Pull every line with the word "values" out of the entries below.

Records about charts and figures:

— Begin —

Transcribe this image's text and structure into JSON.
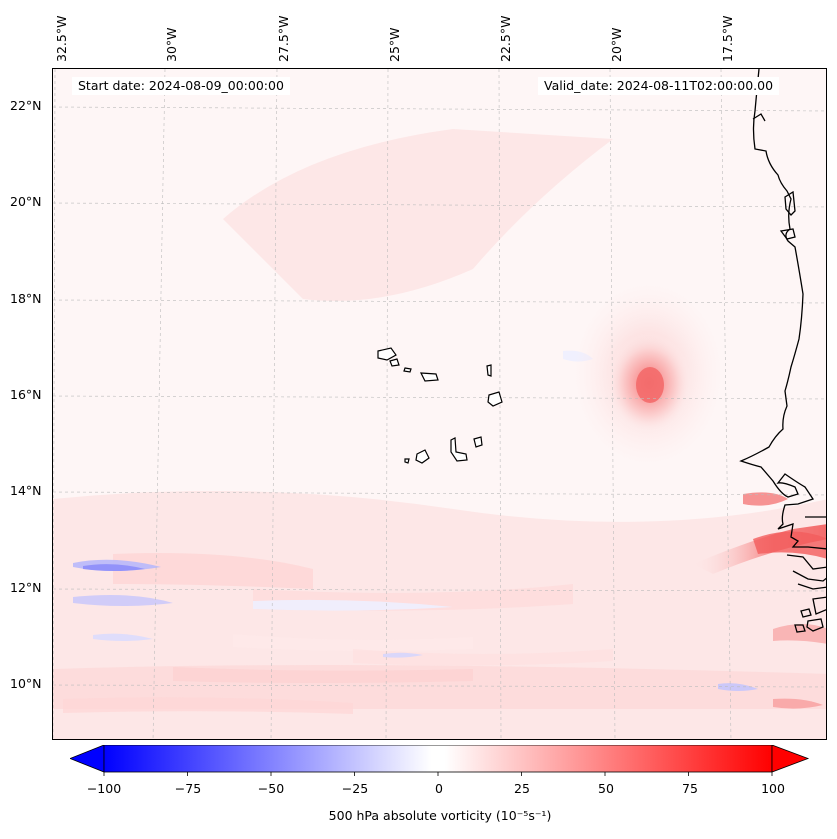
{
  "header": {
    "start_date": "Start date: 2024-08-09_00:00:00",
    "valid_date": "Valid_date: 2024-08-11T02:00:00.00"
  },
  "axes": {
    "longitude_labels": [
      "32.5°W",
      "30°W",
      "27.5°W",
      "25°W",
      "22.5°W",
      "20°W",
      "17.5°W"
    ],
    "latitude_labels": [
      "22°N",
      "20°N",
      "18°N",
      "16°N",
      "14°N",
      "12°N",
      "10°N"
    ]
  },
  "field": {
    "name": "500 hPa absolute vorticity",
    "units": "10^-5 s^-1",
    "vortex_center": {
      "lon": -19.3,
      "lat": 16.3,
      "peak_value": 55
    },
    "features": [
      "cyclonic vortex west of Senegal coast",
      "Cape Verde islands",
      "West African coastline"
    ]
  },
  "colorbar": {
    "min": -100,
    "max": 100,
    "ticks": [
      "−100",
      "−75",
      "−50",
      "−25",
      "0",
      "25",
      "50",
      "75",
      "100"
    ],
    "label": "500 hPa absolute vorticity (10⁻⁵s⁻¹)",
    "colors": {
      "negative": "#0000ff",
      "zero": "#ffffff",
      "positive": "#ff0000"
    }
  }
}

— End —
— Begin —

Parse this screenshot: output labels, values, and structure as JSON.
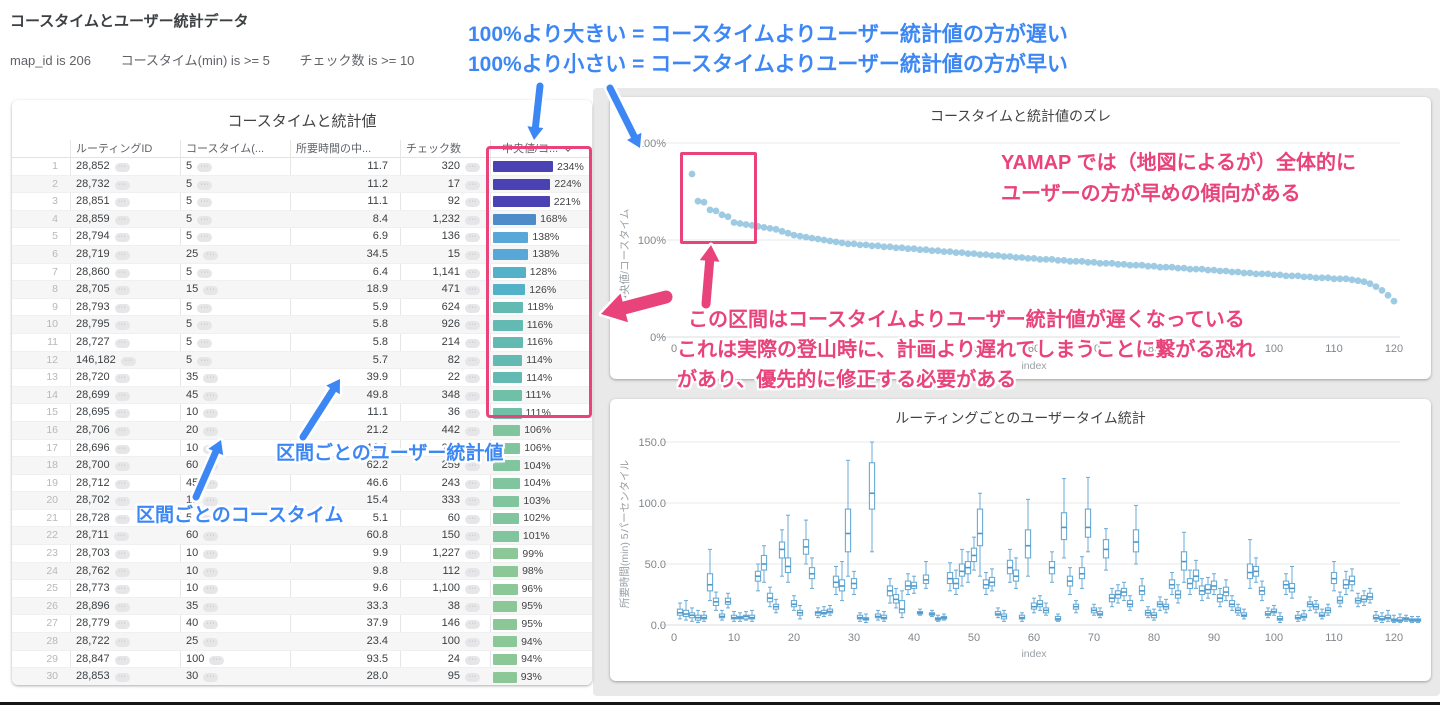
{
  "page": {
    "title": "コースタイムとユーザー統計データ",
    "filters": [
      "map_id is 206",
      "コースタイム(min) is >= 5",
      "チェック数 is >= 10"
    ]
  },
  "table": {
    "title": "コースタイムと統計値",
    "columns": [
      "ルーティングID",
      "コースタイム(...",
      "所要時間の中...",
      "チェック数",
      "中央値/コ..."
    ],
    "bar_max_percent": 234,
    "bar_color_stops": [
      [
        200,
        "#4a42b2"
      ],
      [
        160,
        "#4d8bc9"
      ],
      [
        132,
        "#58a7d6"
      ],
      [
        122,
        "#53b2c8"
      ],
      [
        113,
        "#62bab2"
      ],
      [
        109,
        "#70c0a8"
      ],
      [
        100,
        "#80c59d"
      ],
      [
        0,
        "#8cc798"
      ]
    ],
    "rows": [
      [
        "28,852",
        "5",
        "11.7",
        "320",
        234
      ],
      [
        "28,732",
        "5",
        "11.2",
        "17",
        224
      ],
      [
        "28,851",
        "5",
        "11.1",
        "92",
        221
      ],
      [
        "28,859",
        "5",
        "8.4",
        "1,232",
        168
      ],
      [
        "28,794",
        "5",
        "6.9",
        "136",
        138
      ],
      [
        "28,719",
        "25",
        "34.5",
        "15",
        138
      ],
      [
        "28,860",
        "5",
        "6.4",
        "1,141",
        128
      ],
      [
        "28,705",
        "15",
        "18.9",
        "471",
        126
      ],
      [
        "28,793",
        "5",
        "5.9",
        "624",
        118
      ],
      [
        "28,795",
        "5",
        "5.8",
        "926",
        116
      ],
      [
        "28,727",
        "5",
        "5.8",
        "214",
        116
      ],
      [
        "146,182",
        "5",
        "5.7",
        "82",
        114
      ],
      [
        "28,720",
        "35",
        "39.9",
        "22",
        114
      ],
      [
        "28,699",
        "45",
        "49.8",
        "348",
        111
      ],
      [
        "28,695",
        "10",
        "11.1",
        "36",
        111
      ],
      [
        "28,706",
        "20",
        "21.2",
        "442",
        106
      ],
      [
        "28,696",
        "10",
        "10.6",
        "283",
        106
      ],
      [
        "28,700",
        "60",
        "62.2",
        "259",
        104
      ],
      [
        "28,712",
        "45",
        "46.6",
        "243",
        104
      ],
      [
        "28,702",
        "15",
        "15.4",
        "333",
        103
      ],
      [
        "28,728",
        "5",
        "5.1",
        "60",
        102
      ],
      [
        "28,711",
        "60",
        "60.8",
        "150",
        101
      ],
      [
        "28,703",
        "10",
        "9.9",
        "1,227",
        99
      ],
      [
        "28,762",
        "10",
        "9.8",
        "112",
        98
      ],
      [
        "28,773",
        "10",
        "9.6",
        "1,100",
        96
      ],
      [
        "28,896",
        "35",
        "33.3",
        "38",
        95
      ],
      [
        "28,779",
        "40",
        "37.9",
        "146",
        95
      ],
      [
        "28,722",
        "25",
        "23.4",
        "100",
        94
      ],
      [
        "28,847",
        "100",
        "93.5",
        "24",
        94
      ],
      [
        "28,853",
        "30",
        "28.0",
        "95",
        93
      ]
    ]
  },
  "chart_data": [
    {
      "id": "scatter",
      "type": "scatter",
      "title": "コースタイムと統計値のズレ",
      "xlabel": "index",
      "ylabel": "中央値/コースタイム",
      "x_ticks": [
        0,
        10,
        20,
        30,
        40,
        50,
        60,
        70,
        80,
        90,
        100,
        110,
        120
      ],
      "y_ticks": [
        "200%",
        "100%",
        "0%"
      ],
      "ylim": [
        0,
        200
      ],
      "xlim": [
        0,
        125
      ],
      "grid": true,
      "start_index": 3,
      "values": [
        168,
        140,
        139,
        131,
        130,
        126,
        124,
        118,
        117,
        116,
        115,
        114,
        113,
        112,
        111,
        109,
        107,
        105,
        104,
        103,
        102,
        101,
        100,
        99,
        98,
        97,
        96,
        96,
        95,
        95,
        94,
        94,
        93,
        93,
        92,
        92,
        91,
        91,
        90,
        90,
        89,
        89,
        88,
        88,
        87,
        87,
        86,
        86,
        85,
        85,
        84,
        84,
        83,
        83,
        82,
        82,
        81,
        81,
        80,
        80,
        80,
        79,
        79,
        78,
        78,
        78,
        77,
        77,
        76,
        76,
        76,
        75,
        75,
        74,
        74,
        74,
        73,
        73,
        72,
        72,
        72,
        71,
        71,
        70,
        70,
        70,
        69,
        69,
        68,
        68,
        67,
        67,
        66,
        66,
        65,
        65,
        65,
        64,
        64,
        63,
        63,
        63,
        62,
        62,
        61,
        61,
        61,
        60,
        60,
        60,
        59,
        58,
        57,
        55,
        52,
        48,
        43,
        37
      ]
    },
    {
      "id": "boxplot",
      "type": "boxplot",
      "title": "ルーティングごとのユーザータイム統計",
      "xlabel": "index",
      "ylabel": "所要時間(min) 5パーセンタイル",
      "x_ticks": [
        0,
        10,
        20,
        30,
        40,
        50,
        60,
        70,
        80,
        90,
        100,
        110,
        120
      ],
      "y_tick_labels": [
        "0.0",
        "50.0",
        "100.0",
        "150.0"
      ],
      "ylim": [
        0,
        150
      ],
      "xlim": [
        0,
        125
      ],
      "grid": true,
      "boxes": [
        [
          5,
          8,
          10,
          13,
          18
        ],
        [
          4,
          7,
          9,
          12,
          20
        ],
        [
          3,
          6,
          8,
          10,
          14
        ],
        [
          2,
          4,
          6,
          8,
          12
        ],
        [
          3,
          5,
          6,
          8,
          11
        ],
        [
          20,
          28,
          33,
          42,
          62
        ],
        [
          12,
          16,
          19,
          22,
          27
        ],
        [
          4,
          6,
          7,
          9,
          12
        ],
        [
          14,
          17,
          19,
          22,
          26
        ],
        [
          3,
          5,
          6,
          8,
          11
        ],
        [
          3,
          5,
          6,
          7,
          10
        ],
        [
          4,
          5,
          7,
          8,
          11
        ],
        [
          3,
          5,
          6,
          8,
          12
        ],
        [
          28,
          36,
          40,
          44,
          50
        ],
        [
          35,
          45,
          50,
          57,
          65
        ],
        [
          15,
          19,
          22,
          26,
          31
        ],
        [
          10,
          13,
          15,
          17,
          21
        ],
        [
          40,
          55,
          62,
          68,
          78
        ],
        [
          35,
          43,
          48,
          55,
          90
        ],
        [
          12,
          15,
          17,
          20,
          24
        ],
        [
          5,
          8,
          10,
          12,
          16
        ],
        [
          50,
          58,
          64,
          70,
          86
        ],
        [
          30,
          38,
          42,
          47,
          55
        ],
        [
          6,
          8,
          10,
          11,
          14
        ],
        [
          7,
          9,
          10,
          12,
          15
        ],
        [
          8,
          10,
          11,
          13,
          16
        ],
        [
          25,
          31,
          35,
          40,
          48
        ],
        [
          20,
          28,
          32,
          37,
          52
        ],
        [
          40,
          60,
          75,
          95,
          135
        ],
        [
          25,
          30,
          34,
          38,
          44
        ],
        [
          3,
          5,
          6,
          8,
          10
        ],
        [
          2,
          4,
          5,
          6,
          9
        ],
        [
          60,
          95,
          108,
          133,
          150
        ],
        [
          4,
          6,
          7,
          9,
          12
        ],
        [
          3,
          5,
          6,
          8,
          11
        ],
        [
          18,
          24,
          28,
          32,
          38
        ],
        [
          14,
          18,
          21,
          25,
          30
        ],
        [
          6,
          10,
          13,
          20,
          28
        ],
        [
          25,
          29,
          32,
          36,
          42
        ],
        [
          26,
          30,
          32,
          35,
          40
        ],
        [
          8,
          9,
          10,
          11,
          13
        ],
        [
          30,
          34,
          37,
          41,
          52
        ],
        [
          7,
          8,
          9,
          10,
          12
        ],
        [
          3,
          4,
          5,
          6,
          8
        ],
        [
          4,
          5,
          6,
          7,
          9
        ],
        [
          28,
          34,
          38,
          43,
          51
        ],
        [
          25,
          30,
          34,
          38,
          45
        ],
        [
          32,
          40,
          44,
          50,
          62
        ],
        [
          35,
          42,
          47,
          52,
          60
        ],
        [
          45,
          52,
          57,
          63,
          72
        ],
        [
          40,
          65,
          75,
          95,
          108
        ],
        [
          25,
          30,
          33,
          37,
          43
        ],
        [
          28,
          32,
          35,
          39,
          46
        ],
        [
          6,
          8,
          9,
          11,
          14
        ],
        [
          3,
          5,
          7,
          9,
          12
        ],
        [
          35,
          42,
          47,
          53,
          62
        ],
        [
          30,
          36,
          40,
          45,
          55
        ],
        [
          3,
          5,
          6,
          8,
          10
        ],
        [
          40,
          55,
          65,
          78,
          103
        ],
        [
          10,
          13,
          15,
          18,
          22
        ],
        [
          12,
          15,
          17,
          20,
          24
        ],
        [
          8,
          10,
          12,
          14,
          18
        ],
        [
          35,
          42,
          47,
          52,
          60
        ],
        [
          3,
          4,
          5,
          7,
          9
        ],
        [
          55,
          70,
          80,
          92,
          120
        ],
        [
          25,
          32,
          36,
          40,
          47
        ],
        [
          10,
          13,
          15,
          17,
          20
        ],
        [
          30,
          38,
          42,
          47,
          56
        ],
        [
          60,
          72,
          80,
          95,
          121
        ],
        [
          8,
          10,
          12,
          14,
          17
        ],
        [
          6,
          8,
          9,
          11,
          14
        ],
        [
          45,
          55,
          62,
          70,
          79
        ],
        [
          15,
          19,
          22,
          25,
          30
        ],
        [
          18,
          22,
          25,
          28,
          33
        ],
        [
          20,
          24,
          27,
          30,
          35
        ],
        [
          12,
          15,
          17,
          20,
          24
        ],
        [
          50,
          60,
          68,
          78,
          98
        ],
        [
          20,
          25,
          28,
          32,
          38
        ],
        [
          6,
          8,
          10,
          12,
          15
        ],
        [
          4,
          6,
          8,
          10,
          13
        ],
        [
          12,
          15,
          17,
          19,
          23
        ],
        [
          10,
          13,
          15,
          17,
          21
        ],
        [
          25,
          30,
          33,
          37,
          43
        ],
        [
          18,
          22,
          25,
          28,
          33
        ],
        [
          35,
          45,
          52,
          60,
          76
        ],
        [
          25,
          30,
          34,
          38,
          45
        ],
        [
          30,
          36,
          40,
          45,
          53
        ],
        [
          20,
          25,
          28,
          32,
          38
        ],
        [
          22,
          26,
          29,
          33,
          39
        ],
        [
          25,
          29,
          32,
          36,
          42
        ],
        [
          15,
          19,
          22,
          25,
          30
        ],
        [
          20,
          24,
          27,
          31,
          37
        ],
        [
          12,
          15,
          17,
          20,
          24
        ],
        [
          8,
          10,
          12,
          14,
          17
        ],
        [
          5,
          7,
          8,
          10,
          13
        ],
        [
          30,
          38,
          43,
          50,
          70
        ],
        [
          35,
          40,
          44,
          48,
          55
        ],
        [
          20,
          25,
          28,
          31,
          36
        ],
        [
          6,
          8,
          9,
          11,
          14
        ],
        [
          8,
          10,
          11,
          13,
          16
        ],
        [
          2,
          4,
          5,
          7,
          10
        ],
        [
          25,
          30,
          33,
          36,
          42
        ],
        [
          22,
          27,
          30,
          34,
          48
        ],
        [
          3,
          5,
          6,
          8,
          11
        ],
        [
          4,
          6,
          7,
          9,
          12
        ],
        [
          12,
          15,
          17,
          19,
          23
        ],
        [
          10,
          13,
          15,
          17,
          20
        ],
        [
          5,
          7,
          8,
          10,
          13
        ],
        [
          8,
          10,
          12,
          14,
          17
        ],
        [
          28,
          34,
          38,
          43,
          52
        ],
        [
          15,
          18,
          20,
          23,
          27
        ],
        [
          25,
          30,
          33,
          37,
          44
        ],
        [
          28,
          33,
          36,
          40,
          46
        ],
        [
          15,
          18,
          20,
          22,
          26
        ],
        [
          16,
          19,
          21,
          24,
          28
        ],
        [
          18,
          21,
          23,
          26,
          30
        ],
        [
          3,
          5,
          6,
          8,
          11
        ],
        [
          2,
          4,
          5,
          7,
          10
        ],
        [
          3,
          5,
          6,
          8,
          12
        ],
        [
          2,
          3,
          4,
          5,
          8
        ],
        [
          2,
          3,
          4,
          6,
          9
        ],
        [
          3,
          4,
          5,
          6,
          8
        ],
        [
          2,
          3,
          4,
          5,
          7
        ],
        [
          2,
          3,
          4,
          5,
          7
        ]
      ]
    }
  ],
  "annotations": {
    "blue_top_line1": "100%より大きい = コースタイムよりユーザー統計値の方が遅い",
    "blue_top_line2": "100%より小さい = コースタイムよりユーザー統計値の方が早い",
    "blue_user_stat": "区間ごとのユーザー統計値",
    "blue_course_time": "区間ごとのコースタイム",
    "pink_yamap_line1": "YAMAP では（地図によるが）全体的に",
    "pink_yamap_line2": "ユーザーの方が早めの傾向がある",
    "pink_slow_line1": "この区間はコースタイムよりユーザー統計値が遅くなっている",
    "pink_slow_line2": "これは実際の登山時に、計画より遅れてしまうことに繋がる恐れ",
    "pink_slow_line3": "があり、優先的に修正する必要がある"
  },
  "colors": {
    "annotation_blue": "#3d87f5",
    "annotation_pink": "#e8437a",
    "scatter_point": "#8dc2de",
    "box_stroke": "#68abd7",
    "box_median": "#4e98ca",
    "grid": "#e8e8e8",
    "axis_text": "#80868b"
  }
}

— End —

Exercise response -
Parse this screenshot: output labels, values, and structure as JSON.
      "values": [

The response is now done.